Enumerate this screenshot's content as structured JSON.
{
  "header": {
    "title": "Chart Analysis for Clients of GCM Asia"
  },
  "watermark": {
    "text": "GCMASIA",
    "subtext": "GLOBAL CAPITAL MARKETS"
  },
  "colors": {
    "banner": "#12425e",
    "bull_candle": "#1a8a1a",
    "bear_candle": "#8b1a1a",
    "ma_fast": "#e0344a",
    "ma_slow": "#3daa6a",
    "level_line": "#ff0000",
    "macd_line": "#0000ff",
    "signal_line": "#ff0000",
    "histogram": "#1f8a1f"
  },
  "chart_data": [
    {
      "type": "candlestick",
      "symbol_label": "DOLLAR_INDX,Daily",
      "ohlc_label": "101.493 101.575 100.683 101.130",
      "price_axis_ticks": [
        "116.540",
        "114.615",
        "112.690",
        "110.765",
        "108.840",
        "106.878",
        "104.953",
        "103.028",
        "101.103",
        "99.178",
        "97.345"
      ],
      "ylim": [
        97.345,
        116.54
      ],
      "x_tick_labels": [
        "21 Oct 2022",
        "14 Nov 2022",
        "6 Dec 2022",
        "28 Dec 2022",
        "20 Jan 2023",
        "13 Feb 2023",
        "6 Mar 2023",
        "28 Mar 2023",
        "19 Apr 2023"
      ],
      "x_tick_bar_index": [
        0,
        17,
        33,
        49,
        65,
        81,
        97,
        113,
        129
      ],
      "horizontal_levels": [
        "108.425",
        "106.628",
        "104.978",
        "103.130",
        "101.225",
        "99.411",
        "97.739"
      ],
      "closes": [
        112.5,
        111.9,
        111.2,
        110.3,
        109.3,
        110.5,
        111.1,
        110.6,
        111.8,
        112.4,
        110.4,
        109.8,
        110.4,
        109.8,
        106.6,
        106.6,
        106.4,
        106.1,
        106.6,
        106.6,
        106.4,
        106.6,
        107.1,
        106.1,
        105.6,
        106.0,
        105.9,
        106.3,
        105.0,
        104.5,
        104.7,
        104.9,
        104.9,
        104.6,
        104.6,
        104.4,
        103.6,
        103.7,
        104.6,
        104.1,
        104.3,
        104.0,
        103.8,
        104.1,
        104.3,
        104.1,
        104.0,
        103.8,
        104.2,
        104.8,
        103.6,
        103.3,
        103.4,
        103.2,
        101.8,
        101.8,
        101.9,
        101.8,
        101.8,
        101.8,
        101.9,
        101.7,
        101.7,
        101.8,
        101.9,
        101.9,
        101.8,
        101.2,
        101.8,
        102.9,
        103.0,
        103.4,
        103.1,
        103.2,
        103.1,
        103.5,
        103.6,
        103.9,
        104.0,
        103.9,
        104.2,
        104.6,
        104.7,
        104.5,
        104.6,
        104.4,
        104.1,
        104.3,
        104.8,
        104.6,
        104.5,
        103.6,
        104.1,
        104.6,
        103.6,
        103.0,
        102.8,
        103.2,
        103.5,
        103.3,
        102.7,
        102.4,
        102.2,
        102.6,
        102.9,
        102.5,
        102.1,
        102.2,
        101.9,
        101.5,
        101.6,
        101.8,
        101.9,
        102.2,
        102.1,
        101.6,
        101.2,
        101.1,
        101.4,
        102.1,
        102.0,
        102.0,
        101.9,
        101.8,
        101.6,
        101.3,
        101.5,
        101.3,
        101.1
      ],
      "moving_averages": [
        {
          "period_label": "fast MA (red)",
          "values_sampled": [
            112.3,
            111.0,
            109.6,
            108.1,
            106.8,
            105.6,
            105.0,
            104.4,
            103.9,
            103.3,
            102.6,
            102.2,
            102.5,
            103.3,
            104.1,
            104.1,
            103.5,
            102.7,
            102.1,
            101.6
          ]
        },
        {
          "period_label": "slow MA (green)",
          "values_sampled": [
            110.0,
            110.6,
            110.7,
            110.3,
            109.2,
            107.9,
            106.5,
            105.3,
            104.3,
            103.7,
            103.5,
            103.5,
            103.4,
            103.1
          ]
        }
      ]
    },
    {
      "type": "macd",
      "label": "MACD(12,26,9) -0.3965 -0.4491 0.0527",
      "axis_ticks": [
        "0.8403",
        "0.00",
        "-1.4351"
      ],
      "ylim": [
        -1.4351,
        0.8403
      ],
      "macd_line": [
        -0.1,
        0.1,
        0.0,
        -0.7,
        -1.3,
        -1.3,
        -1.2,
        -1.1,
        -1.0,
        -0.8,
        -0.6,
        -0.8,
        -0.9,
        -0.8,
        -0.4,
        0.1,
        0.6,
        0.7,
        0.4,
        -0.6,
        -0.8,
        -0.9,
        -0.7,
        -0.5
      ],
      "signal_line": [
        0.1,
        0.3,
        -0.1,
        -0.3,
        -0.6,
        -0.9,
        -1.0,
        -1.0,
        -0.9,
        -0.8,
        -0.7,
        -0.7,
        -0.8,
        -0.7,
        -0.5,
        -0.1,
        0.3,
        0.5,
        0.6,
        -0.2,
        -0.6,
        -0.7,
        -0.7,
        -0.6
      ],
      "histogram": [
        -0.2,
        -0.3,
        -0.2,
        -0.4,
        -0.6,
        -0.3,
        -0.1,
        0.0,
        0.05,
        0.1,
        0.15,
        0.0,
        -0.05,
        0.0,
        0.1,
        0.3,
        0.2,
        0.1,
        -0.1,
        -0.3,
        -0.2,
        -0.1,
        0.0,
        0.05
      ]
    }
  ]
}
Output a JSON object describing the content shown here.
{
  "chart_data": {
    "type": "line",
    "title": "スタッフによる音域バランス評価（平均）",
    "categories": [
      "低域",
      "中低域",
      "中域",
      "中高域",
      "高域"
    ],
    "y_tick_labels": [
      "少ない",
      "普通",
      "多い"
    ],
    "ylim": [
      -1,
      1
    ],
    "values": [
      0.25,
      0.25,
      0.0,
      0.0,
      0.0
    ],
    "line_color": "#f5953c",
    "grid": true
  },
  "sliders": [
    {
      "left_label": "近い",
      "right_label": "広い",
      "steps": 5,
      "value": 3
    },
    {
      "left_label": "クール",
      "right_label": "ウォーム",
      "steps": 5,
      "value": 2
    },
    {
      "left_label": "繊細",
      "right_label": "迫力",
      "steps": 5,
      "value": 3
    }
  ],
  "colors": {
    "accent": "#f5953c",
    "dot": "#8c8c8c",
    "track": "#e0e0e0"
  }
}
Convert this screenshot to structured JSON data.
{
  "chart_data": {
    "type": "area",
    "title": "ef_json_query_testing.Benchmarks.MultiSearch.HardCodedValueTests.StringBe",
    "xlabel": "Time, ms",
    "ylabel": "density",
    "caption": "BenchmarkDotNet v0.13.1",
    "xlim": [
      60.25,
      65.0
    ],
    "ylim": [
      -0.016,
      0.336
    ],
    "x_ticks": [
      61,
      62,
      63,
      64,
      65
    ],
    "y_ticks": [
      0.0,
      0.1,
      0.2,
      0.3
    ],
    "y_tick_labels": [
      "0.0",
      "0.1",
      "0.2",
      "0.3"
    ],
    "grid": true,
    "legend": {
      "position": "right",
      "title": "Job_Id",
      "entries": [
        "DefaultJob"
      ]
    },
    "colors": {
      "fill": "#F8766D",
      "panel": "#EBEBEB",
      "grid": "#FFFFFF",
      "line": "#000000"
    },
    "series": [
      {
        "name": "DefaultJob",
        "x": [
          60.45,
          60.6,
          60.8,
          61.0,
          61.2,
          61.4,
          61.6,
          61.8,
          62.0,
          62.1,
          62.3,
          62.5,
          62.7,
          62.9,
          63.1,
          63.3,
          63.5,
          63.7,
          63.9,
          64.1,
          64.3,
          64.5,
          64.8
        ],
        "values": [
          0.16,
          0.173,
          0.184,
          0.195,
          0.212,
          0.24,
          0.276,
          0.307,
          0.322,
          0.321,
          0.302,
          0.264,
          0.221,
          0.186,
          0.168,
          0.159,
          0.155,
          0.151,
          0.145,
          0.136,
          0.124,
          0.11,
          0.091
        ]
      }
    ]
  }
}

###

Instruction: Count the lines that hold the string "structured" and state that number alone.

Result of the exercise: 2